■ PROMPT ■
Can you find the lines of the listing that include "date" and copy every one?
----
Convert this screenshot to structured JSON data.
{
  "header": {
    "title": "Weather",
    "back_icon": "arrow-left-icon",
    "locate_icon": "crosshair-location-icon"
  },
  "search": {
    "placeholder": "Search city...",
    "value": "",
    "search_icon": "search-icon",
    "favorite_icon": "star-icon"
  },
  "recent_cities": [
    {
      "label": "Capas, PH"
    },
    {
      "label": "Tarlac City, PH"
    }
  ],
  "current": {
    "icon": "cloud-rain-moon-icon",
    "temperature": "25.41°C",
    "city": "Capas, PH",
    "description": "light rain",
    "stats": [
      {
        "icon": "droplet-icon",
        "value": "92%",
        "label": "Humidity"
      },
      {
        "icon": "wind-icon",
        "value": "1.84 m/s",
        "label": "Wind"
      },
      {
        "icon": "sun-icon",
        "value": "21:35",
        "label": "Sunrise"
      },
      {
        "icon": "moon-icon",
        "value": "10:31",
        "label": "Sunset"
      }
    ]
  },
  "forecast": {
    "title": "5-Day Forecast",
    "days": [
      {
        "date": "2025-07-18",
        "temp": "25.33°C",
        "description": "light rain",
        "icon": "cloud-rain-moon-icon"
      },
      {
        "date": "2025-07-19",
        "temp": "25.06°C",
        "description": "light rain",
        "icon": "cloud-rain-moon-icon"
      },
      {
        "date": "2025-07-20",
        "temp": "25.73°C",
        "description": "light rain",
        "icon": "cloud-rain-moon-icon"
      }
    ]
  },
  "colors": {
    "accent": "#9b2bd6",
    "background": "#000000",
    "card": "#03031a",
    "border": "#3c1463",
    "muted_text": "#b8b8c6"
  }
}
----
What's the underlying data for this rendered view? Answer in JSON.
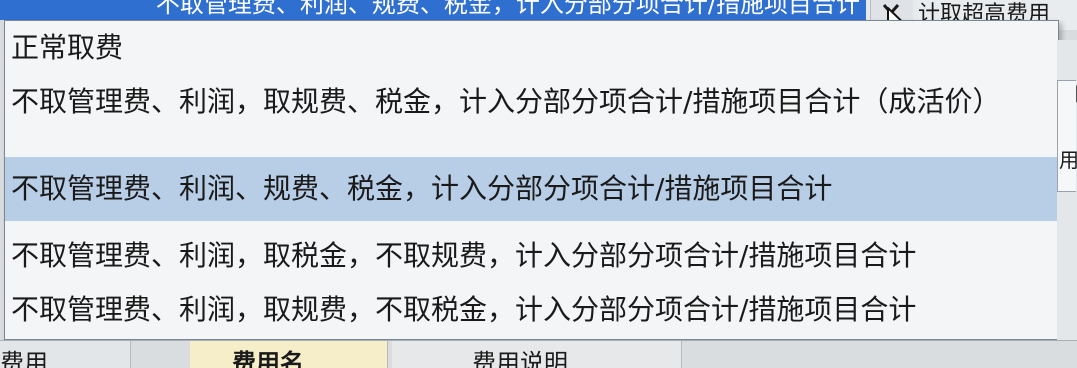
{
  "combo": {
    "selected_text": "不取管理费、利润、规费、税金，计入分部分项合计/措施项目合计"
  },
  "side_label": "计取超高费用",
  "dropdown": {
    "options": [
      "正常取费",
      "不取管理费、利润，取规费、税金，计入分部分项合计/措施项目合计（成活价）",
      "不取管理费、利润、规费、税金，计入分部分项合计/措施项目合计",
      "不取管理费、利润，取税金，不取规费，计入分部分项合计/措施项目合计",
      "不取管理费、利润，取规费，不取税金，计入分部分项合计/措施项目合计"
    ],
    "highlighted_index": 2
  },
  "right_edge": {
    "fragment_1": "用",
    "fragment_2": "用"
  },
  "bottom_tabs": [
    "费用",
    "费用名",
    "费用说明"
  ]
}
----
■ SOLUTION FOR THIS PROBLEM ■
        "date": "2025-07-18",
        "date": "2025-07-19",
        "date": "2025-07-20",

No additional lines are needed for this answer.